- What is expected -
From the entries below, please gather each line containing the string "JSON".

- Material -
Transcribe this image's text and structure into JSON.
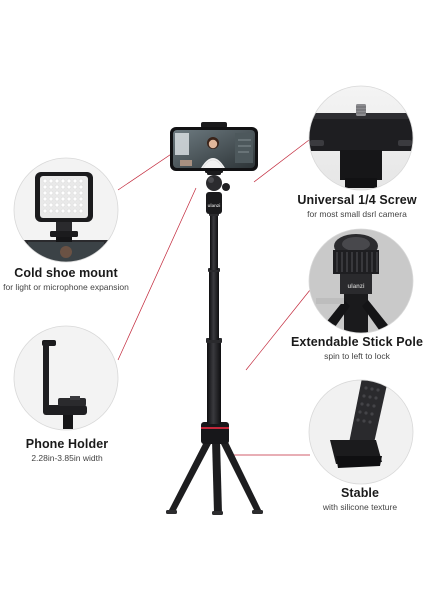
{
  "colors": {
    "accent": "#c2273a",
    "product": "#1d1d1f",
    "circle_border": "#d8d8d8"
  },
  "callouts": {
    "screw": {
      "title": "Universal 1/4 Screw",
      "sub": "for most small dsrl camera"
    },
    "cold": {
      "title": "Cold shoe mount",
      "sub": "for light or microphone expansion"
    },
    "pole": {
      "title": "Extendable Stick Pole",
      "sub": "spin to left to lock"
    },
    "holder": {
      "title": "Phone Holder",
      "sub": "2.28in-3.85in width"
    },
    "stable": {
      "title": "Stable",
      "sub": "with silicone texture"
    }
  }
}
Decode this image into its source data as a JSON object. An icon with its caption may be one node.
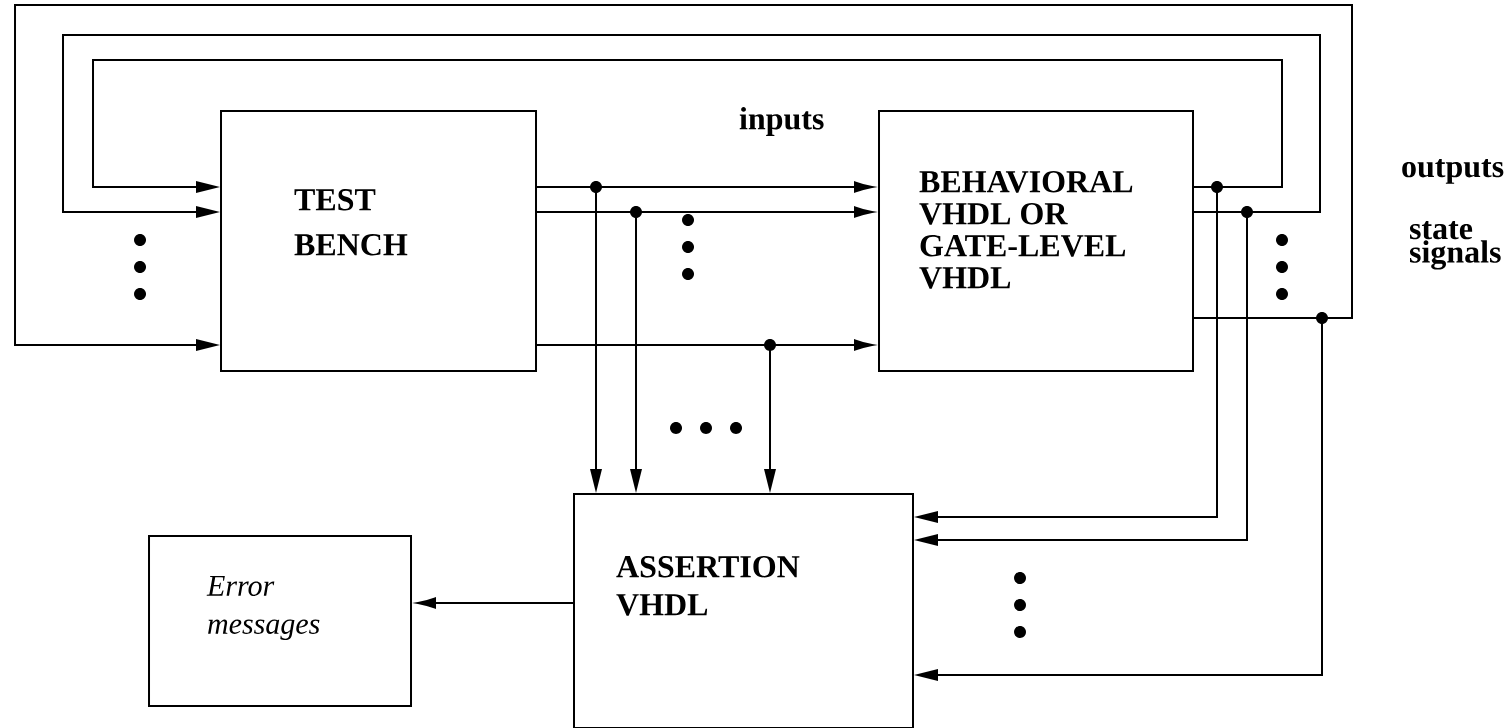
{
  "diagram": {
    "nodes": [
      {
        "text": [
          "TEST BENCH"
        ]
      },
      {
        "text": [
          "BEHAVIORAL VHDL OR GATE-LEVEL VHDL"
        ]
      },
      {
        "text": [
          "ASSERTION VHDL"
        ]
      },
      {
        "text": [
          "Error messages"
        ]
      }
    ],
    "edges": [
      {
        "from": 0,
        "to": 1,
        "arrow": "to"
      },
      {
        "from": 0,
        "to": 1,
        "arrow": "to"
      },
      {
        "from": 0,
        "to": 1,
        "arrow": "to"
      },
      {
        "from": 0,
        "to": 2,
        "arrow": "to"
      },
      {
        "from": 0,
        "to": 2,
        "arrow": "to"
      },
      {
        "from": 0,
        "to": 2,
        "arrow": "to"
      },
      {
        "from": 1,
        "to": 0,
        "arrow": "to"
      },
      {
        "from": 1,
        "to": 0,
        "arrow": "to"
      },
      {
        "from": 1,
        "to": 0,
        "arrow": "to"
      },
      {
        "from": 1,
        "to": 2,
        "arrow": "to"
      },
      {
        "from": 1,
        "to": 2,
        "arrow": "to"
      },
      {
        "from": 1,
        "to": 2,
        "arrow": "to"
      },
      {
        "from": 2,
        "to": 3,
        "arrow": "to"
      }
    ],
    "labels": [
      "inputs",
      "outputs",
      "state signals"
    ]
  }
}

- Output for this task -
Transcribe this image's text and structure into JSON.
Decode this image into its source data as a JSON object. An icon with its caption may be one node.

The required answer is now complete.